**WHAT IS ASKED**
Could you write out the data below again, replacing "bbox" with "bounding box" and keeping everything else the same? Leave the pictures out.

**Records contained in a dataset**

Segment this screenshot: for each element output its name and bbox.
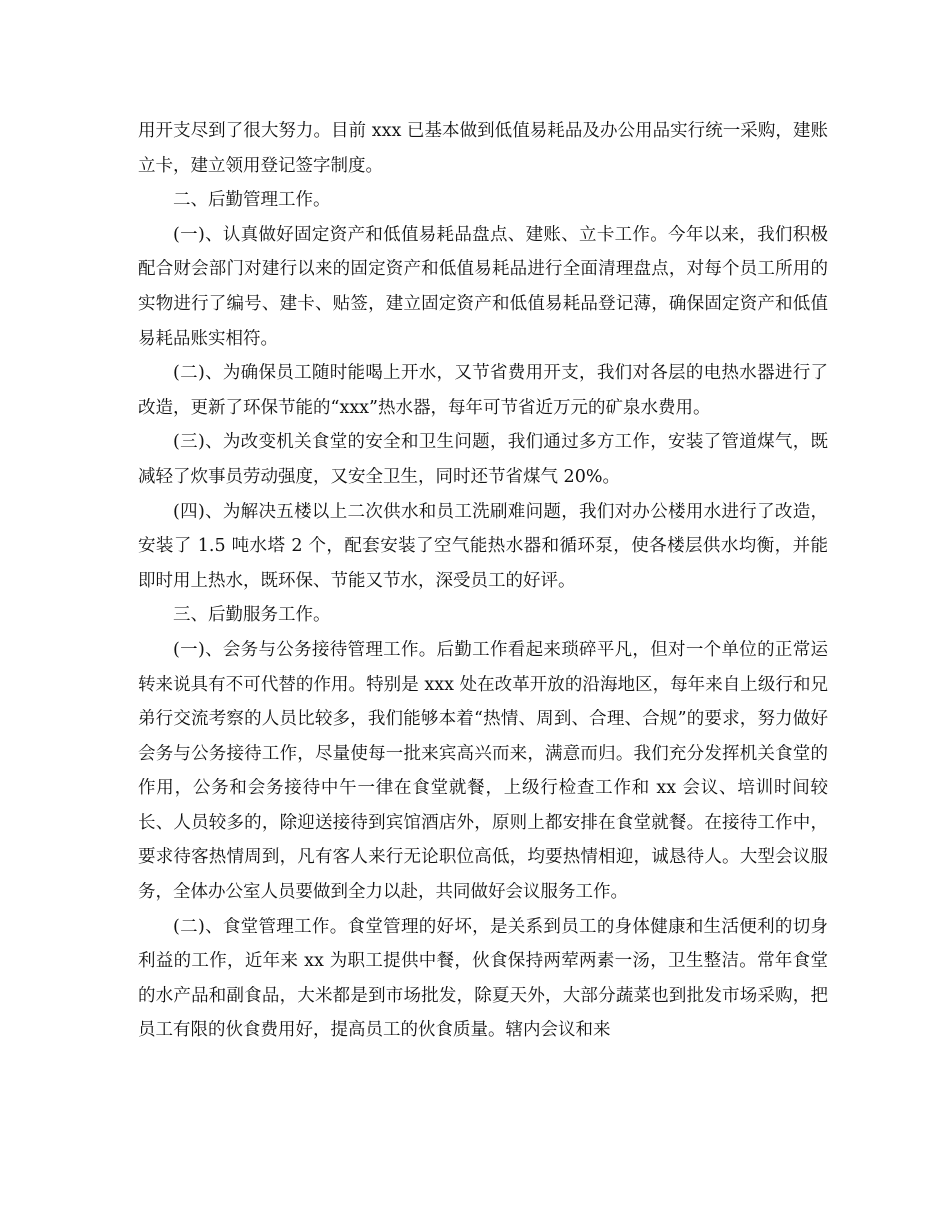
paragraph-canteen-gas: (三)、为改变机关食堂的安全和卫生问题，我们通过多方工作，安装了管道煤气，既减轻了炊事员劳动强度，又安全卫生，同时还节省煤气 20%。	[138, 432, 828, 487]
section-heading-logistics-management: 二、后勤管理工作。	[173, 190, 331, 211]
paragraph-water-supply: (四)、为解决五楼以上二次供水和员工洗刷难问题，我们对办公楼用水进行了改造，安装了 1.5 吨水塔 2 个，配套安装了空气能热水器和循环泵，使各楼层供水均衡，并能即时用上热水，既环保、节能又节水，深受员工的好评。	[138, 501, 828, 591]
paragraph-canteen-management: (二)、食堂管理工作。食堂管理的好坏，是关系到员工的身体健康和生活便利的切身利益的工作，近年来 xx 为职工提供中餐，伙食保持两荤两素一汤，卫生整洁。常年食堂的水产品和副食品，大米都是到市场批发，除夏天外，大部分蔬菜也到批发市场采购，把员工有限的伙食费用好，提高员工的伙食质量。辖内会议和来	[138, 916, 828, 1041]
paragraph-asset-inventory: (一)、认真做好固定资产和低值易耗品盘点、建账、立卡工作。今年以来，我们积极配合财会部门对建行以来的固定资产和低值易耗品进行全面清理盘点，对每个员工所用的实物进行了编号、建卡、贴签，建立固定资产和低值易耗品登记薄，确保固定资产和低值易耗品账实相符。	[138, 224, 828, 349]
section-heading-logistics-service: 三、后勤服务工作。	[173, 605, 331, 626]
paragraph-water-heater: (二)、为确保员工随时能喝上开水，又节省费用开支，我们对各层的电热水器进行了改造，更新了环保节能的“xxx”热水器，每年可节省近万元的矿泉水费用。	[138, 363, 828, 418]
document-body	[138, 114, 828, 1048]
paragraph-reception-management: (一)、会务与公务接待管理工作。后勤工作看起来琐碎平凡，但对一个单位的正常运转来说具有不可代替的作用。特别是 xxx 处在改革开放的沿海地区，每年来自上级行和兄弟行交流考察的人员比较多，我们能够本着“热情、周到、合理、合规”的要求，努力做好会务与公务接待工作，尽量使每一批来宾高兴而来，满意而归。我们充分发挥机关食堂的作用，公务和会务接待中午一律在食堂就餐，上级行检查工作和 xx 会议、培训时间较长、人员较多的，除迎送接待到宾馆酒店外，原则上都安排在食堂就餐。在接待工作中，要求待客热情周到，凡有客人来行无论职位高低，均要热情相迎，诚恳待人。大型会议服务，全体办公室人员要做到全力以赴，共同做好会议服务工作。	[138, 639, 828, 903]
paragraph-procurement-summary: 用开支尽到了很大努力。目前 xxx 已基本做到低值易耗品及办公用品实行统一采购，建账立卡，建立领用登记签字制度。	[138, 121, 828, 176]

**ANSWER TO THIS EXERCISE**
Segment this screenshot: for each element output its name and bounding box.
paragraph-canteen-gas: (三)、为改变机关食堂的安全和卫生问题，我们通过多方工作，安装了管道煤气，既减轻了炊事员劳动强度，又安全卫生，同时还节省煤气 20%。	[138, 432, 828, 487]
section-heading-logistics-management: 二、后勤管理工作。	[173, 190, 331, 211]
paragraph-water-supply: (四)、为解决五楼以上二次供水和员工洗刷难问题，我们对办公楼用水进行了改造，安装了 1.5 吨水塔 2 个，配套安装了空气能热水器和循环泵，使各楼层供水均衡，并能即时用上热水，既环保、节能又节水，深受员工的好评。	[138, 501, 828, 591]
paragraph-canteen-management: (二)、食堂管理工作。食堂管理的好坏，是关系到员工的身体健康和生活便利的切身利益的工作，近年来 xx 为职工提供中餐，伙食保持两荤两素一汤，卫生整洁。常年食堂的水产品和副食品，大米都是到市场批发，除夏天外，大部分蔬菜也到批发市场采购，把员工有限的伙食费用好，提高员工的伙食质量。辖内会议和来	[138, 916, 828, 1041]
paragraph-asset-inventory: (一)、认真做好固定资产和低值易耗品盘点、建账、立卡工作。今年以来，我们积极配合财会部门对建行以来的固定资产和低值易耗品进行全面清理盘点，对每个员工所用的实物进行了编号、建卡、贴签，建立固定资产和低值易耗品登记薄，确保固定资产和低值易耗品账实相符。	[138, 224, 828, 349]
section-heading-logistics-service: 三、后勤服务工作。	[173, 605, 331, 626]
paragraph-water-heater: (二)、为确保员工随时能喝上开水，又节省费用开支，我们对各层的电热水器进行了改造，更新了环保节能的“xxx”热水器，每年可节省近万元的矿泉水费用。	[138, 363, 828, 418]
document-body	[138, 114, 828, 1048]
paragraph-reception-management: (一)、会务与公务接待管理工作。后勤工作看起来琐碎平凡，但对一个单位的正常运转来说具有不可代替的作用。特别是 xxx 处在改革开放的沿海地区，每年来自上级行和兄弟行交流考察的人员比较多，我们能够本着“热情、周到、合理、合规”的要求，努力做好会务与公务接待工作，尽量使每一批来宾高兴而来，满意而归。我们充分发挥机关食堂的作用，公务和会务接待中午一律在食堂就餐，上级行检查工作和 xx 会议、培训时间较长、人员较多的，除迎送接待到宾馆酒店外，原则上都安排在食堂就餐。在接待工作中，要求待客热情周到，凡有客人来行无论职位高低，均要热情相迎，诚恳待人。大型会议服务，全体办公室人员要做到全力以赴，共同做好会议服务工作。	[138, 639, 828, 903]
paragraph-procurement-summary: 用开支尽到了很大努力。目前 xxx 已基本做到低值易耗品及办公用品实行统一采购，建账立卡，建立领用登记签字制度。	[138, 121, 828, 176]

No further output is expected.